Quoted passage
Trading Issues. Trading in Shares on the NYSE Arca may be halted due to market conditions or for reasons that, in the view of the NYSE Arca, make trading in Shares inadvisable.  In addition, trading in Shares on the NYSE Arca is subject to trading halts caused by extraordinary market volatility pursuant to the NYSE Arca “circuit breaker” rules.  There can be no assurance that the requirements of the NYSE Arca necessary to maintain the listing of the Fund will continue to be met or will remain unchanged.
 
Fluctuation of Net Asset Value. The NAV of the Fund’s Shares will generally fluctuate with changes in the market value of the Fund’s holdings.  The market prices of the Shares will generally fluctuate in accordance with changes in NAV as well as the relative supply of and demand for the Shares on the NYSE Arca.  The Adviser cannot predict whether the Shares will trade below, at or above their NAV.  Price differences may be due, in large part, to the fact that supply and demand forces at work in the secondary trading market for the Shares will be closely related to, but not identical to, the same forces influencing the prices of the securities of the benchmark trading individually or in the aggregate at any point in time.
 
However, given that the Shares can be purchased and redeemed in Creation Units (unlike shares of many closed-end funds, which frequently trade at appreciable discounts from, and sometimes premiums to, their NAV), the Adviser believes that large discounts or premiums to the NAV of the Shares should not be sustained.
 
Securities Lending.  Although the Fund will receive collateral in connection with all loans of its securities holdings, the Fund would be exposed to a risk of loss should a borrower default on its obligation to return the borrowed securities (e.g., the loaned securities may have appreciated beyond the value of the collateral held by the Fund).  In addition, the Fund will bear the risk of loss of any cash collateral that it invests.
 
Leverage.  To the extent that each Fund borrows money, it may be leveraged.  Leveraging generally exaggerates the effect on NAV of any increase or decrease in the market value of a Fund’s portfolio securities.
 
These risks are described further in the Statement of Additional Information.
 
 
 
 
9

 
 
Disclosure of Portfolio Holdings
 
A description of the Trust’s policies and procedures with respect to the disclosure of the Fund’s portfolio securities is available in the Fund’s Statement of Additional Information.

Extracted data
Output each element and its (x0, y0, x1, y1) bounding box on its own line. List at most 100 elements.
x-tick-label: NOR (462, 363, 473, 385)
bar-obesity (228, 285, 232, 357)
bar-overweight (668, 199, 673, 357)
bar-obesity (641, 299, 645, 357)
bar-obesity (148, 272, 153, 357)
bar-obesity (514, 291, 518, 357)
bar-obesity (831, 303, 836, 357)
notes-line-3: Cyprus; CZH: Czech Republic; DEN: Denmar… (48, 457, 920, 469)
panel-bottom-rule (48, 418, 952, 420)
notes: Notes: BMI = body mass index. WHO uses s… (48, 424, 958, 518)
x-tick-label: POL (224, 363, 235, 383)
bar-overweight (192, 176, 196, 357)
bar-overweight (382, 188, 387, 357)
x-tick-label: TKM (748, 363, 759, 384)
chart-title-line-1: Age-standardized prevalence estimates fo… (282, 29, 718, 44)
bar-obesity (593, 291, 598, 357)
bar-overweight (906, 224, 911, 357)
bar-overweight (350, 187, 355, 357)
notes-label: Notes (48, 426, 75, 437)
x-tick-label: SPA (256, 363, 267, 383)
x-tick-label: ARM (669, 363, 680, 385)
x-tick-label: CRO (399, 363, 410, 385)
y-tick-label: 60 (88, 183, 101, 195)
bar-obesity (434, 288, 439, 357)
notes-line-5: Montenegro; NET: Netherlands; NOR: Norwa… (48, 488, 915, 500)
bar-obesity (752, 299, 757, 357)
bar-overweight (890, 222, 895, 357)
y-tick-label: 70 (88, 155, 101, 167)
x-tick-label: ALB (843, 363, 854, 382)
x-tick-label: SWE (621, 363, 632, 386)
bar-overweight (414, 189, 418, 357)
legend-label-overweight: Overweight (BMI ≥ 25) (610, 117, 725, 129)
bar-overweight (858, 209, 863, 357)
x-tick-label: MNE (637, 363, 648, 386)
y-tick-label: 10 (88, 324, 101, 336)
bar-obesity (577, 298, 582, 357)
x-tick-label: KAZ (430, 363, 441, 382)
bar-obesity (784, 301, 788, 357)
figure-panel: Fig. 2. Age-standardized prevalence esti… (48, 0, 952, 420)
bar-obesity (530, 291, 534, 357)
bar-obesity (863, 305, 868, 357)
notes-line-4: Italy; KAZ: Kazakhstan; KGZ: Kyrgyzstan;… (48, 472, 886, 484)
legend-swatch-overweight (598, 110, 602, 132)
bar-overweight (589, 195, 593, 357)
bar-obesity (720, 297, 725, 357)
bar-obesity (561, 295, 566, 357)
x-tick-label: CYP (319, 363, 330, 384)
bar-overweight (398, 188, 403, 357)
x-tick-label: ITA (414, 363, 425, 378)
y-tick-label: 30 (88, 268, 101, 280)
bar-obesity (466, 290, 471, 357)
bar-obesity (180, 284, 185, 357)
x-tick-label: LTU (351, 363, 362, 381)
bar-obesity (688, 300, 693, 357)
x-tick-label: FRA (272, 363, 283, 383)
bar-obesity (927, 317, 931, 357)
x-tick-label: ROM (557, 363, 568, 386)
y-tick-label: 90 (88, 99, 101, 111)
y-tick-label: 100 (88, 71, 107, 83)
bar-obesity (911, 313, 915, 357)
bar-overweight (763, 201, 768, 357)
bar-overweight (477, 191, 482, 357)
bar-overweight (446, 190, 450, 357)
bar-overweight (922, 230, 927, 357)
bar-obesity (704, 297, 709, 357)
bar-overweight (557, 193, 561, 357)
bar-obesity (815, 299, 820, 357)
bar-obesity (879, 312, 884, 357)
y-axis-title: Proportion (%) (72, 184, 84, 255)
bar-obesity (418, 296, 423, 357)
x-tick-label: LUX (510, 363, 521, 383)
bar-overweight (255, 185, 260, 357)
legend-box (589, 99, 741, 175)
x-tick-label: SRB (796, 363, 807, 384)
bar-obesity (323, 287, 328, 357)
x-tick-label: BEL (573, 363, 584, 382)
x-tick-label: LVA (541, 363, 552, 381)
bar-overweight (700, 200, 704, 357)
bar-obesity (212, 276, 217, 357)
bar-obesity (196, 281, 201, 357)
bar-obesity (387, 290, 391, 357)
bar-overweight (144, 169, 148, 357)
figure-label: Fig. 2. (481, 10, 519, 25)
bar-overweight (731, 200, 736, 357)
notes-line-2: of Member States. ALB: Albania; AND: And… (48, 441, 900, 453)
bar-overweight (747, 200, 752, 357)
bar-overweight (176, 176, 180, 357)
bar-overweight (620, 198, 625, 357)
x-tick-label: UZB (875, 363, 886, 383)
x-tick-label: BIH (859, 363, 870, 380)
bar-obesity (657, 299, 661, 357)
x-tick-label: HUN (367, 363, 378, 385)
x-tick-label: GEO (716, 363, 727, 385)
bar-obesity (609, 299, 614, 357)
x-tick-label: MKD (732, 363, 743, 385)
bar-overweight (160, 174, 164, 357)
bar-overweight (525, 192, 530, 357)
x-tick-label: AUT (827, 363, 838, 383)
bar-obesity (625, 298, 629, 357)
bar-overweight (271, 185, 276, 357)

Required actions
#1 For the fund prospectus excerpt, decide whether each statement agrees with it: (a) trading in Shares on the NYSE Arca can be halted because of extraordinary market volatility; (b) the Adviser expects the Shares to trade at their NAV; (c) the Fund bears no risk of loss on cash collateral that it invests. Answer each with yes or no and quote the deciding words.
#2 Write the next part of the fund prospectus excerpt, picking up after its final sentence about the disclosure of the Fund's portfolio securities.

Solved tasks
#1
(a) Yes: "trading in Shares on the NYSE Arca is subject to trading halts caused by extraordinary market volatility pursuant to the NYSE Arca “circuit breaker” rules"
(b) No: "The Adviser cannot predict whether the Shares will trade below, at or above their NAV."
(c) No: "the Fund will bear the risk of loss of any cash collateral that it invests."

#2
INVESTMENT MANAGEMENT SERVICES
 
Investment Adviser
 
 Guggenheim Funds Investment Advisors, LLC, a wholly-owned subsidiary of Guggenheim Funds Services Group, Inc., acts as the Fund’s investment adviser pursuant to an advisory agreement with the Trust (the “Advisory Agreement”). The Adviser is a Delaware limited liability company with its principal offices located at 2455 Corporate West Drive, Lisle, Illinois 60532. Guggenheim Funds Distributors, Inc. (“Guggenheim Funds Distributors” or the “Distributor”) currently offers closed-end funds, unit investment trusts and exchange-traded funds. Guggenheim Funds Services Group, the parent company of the Distributor, is a wholly-owned subsidiary of Guggenheim Partners, LLC (“Guggenheim”), a global, diversified financial services firm with more than $100 billion in assets under supervision. Guggenheim Partners, through its affiliates, provides investment management, investment advisory, insurance, investment banking and capital markets services. The firm is headquartered in Chicago and New York with a global network of offices throughout the United States, Europe, and Asia. Pursuant to the Advisory Agreement, the Adviser manages the investment and reinvestment of the Fund’s assets and administers the affairs of the Fund to the extent requested by the Board of Trustees.
 
Pursuant to the Advisory Agreement, the Fund pays the Adviser a unitary management fee for the services and facilities it provides payable on a monthly basis at the annual rate of [   ] of the Fund’s average daily net assets.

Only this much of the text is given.